## Short problem
Search the material below for the word "coeff" and copy every line in which it occurs.

## Structured figure records
____

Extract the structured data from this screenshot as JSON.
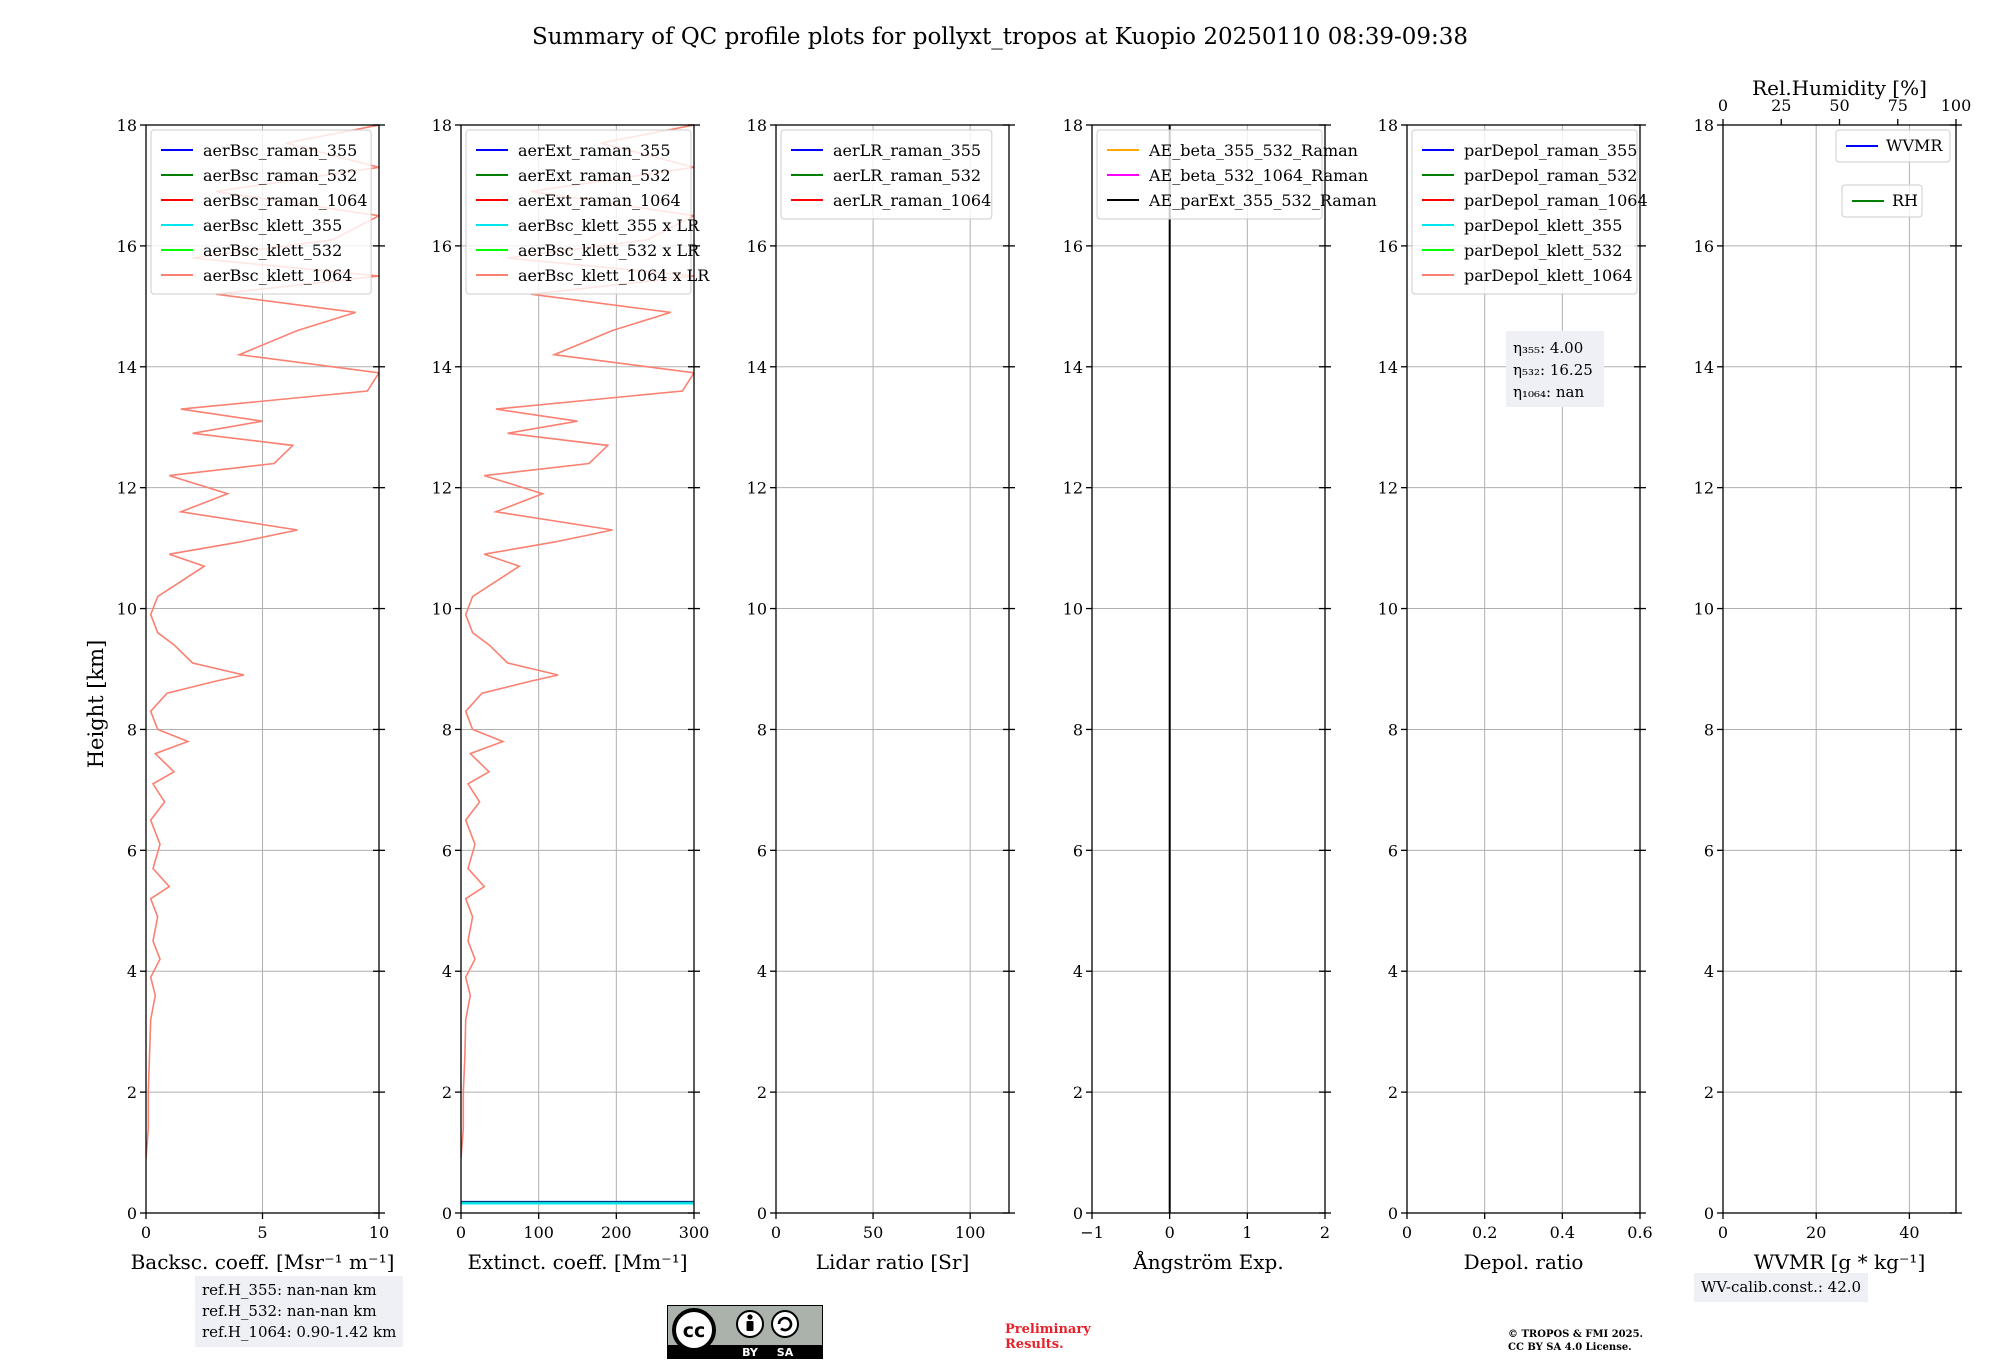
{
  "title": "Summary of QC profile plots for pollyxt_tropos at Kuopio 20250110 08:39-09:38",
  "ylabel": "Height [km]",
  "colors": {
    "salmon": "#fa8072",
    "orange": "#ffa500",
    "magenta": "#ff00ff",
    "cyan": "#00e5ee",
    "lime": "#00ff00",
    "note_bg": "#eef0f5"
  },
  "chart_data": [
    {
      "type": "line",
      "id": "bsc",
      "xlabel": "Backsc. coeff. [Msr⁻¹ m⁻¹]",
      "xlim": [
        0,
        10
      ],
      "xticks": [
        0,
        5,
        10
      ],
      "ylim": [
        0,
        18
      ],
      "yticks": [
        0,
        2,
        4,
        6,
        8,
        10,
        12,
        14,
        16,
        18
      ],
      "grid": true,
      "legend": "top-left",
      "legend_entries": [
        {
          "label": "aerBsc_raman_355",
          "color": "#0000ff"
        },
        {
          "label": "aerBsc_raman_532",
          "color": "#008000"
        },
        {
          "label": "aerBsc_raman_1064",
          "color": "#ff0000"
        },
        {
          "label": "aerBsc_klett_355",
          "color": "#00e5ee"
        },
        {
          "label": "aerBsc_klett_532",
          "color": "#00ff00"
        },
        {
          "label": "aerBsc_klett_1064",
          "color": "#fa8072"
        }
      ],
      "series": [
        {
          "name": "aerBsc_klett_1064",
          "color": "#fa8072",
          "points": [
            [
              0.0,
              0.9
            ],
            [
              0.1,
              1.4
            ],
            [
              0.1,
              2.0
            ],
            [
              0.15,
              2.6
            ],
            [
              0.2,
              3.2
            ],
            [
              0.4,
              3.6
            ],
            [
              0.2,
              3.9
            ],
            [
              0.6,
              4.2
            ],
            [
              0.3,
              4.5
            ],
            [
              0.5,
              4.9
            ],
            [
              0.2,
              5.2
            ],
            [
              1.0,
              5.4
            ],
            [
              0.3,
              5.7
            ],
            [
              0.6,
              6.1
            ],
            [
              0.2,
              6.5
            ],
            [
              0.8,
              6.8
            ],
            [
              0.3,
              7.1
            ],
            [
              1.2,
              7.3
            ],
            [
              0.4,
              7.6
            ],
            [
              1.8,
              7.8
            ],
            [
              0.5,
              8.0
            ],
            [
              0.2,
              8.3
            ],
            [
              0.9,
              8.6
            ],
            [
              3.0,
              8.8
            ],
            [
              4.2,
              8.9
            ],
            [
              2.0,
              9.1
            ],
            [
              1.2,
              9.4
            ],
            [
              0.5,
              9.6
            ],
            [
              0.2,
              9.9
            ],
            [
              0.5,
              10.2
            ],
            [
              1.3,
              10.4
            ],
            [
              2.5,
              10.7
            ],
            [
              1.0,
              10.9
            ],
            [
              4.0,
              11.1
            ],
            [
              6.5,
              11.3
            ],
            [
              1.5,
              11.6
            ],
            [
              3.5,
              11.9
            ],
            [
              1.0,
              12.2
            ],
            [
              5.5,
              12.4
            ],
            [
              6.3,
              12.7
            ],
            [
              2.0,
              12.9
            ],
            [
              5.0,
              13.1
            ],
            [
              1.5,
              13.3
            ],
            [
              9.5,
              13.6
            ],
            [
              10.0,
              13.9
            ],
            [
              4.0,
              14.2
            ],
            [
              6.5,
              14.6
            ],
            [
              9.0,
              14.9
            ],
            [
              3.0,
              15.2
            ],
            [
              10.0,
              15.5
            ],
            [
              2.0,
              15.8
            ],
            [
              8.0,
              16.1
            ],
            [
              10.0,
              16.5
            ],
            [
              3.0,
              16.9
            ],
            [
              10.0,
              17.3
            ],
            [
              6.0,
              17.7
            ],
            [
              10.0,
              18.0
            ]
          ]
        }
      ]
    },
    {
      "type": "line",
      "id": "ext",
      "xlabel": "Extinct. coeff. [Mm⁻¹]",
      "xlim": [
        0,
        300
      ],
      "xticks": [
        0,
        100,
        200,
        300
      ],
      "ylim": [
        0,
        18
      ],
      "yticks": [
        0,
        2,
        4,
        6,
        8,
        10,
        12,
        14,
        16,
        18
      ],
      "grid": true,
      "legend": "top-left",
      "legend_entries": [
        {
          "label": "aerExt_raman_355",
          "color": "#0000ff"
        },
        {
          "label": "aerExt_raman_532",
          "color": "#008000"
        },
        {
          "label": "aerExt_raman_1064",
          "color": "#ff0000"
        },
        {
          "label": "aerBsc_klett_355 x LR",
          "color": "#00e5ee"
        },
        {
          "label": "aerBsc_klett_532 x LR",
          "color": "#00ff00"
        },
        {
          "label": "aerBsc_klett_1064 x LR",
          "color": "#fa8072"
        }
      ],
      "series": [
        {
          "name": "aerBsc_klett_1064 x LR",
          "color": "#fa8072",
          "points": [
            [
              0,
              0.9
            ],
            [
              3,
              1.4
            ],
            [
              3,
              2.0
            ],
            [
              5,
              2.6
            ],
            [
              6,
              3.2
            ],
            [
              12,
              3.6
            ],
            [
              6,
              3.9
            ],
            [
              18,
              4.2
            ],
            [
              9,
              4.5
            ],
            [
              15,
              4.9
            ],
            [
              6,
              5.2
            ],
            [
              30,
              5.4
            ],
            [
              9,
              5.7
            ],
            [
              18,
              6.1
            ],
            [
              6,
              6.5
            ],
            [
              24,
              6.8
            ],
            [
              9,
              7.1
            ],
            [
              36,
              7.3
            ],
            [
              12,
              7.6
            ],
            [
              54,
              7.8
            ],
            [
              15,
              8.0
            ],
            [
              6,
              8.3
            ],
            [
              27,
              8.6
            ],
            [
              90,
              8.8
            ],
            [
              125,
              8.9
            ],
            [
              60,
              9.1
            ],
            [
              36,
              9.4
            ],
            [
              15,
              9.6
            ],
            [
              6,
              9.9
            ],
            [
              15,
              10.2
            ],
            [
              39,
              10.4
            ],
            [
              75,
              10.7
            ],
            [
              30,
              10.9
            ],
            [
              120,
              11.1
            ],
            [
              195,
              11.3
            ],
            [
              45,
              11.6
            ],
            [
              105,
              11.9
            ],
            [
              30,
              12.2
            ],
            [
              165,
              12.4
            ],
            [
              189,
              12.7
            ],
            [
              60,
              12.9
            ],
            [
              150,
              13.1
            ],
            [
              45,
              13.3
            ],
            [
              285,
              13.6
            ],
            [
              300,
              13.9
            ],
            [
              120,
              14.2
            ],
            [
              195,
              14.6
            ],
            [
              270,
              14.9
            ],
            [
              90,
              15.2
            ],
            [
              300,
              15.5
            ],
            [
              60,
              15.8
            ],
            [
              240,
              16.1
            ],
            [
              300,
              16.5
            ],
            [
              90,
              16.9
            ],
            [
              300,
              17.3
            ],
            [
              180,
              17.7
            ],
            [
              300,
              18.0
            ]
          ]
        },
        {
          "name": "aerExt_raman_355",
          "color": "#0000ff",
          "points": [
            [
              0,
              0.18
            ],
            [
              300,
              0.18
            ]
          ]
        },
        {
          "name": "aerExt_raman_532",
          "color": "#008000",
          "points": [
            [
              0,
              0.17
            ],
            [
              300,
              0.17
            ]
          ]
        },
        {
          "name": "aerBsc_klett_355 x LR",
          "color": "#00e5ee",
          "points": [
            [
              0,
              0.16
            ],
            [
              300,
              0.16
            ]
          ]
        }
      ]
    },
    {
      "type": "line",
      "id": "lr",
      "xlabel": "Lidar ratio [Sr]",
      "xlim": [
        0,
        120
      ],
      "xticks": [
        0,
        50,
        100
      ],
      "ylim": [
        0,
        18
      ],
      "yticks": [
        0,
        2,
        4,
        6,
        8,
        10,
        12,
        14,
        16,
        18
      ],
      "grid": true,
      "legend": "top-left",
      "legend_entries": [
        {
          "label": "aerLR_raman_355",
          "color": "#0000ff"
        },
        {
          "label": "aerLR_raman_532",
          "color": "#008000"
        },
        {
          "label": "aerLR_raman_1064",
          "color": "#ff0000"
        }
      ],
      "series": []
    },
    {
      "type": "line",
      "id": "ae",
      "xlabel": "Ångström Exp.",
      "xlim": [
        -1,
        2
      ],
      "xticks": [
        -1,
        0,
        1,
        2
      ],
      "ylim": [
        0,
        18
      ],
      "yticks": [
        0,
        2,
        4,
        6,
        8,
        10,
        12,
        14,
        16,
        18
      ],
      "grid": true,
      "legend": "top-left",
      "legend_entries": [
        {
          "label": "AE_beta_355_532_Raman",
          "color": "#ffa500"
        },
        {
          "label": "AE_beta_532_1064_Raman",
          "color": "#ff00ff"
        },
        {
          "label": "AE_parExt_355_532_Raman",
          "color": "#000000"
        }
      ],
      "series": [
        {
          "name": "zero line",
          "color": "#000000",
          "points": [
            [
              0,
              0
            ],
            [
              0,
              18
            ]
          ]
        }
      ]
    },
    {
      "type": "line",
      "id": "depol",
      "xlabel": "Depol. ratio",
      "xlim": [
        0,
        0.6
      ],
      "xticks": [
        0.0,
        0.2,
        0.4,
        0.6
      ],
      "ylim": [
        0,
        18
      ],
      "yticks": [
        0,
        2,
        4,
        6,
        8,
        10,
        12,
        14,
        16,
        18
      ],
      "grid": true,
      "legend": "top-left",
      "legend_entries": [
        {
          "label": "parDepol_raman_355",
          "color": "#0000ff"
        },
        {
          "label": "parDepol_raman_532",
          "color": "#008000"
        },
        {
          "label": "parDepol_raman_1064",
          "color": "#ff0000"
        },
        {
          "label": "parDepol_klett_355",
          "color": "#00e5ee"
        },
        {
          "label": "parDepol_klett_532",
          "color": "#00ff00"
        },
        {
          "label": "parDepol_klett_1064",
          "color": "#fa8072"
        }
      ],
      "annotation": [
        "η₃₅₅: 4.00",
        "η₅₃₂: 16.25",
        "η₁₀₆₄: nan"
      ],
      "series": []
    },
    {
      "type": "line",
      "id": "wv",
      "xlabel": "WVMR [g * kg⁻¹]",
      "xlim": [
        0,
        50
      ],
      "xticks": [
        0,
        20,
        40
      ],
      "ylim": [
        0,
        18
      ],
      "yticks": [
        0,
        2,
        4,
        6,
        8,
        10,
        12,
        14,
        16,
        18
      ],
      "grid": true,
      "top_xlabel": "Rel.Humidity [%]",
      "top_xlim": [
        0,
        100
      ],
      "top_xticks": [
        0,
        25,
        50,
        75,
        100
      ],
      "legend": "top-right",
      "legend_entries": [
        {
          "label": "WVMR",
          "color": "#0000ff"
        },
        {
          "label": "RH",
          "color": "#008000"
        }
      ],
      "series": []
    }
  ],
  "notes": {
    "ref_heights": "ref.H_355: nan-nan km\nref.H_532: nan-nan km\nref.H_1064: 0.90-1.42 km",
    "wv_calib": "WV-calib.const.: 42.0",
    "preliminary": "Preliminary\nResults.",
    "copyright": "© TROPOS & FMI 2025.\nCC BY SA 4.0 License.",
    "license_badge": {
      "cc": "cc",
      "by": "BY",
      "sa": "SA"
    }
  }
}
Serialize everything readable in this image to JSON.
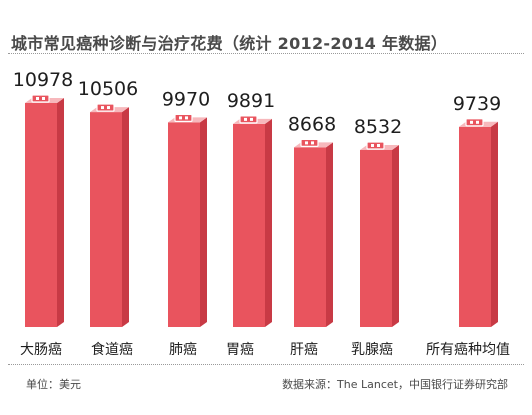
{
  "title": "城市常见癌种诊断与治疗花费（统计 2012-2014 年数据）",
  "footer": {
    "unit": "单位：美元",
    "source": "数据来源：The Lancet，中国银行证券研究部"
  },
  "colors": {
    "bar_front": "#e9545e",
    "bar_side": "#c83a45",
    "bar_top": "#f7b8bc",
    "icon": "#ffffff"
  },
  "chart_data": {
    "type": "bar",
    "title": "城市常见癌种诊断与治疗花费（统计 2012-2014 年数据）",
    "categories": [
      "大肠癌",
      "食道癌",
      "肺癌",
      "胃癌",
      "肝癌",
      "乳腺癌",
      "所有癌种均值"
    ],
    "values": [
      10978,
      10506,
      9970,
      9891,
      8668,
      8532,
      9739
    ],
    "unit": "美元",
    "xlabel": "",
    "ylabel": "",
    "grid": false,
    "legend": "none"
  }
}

____

## Answer below
      "xlabel": "Backsc. coeff. [Msr⁻¹ m⁻¹]",
      "xlabel": "Extinct. coeff. [Mm⁻¹]",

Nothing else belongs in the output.